Every line that holds the word "kritisk" needs to be copied from the data below.

____

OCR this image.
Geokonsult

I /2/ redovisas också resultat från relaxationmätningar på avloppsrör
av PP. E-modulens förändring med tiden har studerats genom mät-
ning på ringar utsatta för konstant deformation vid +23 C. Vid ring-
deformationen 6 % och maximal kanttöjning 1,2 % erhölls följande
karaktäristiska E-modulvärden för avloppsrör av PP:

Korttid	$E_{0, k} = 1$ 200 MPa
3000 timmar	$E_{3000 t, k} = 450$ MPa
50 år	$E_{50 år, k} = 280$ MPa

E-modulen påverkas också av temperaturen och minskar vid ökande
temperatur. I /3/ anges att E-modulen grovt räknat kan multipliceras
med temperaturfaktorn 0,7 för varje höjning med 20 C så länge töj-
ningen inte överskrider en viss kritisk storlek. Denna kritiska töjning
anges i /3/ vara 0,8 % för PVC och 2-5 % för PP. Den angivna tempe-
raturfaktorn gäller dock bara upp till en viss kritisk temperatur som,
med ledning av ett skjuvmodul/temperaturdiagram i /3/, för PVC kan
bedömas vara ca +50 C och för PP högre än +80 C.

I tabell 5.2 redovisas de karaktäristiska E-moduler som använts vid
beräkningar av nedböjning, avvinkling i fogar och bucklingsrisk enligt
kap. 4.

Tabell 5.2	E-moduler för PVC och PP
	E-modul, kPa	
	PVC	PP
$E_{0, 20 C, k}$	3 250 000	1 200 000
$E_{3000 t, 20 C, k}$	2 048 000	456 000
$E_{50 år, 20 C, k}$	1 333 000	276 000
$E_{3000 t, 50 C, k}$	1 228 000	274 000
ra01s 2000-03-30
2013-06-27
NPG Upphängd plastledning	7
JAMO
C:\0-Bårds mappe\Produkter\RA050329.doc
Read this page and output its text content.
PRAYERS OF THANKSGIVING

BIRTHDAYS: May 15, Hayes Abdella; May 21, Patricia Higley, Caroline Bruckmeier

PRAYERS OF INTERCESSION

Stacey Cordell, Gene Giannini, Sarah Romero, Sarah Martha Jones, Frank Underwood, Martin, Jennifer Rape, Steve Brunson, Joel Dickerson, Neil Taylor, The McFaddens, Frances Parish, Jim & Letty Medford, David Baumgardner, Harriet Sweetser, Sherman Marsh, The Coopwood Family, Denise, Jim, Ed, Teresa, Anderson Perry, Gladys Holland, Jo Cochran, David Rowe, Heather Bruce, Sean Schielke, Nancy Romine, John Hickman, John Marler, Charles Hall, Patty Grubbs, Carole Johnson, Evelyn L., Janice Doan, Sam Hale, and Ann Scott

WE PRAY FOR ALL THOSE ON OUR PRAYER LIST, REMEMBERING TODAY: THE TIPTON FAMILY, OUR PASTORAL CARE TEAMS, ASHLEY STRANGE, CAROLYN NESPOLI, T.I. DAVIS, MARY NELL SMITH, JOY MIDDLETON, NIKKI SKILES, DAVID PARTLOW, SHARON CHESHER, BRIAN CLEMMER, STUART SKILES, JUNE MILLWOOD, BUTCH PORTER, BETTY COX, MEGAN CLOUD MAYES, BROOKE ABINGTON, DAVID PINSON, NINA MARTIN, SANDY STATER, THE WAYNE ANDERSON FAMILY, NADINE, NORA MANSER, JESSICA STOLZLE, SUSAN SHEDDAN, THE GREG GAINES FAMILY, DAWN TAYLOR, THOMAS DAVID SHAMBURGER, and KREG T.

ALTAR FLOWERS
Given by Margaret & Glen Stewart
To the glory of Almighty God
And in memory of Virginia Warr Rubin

____

EXPECTED OUTPUT
ningen inte överskrider en viss kritisk storlek. Denna kritiska töjning
raturfaktorn gäller dock bara upp till en viss kritisk temperatur som,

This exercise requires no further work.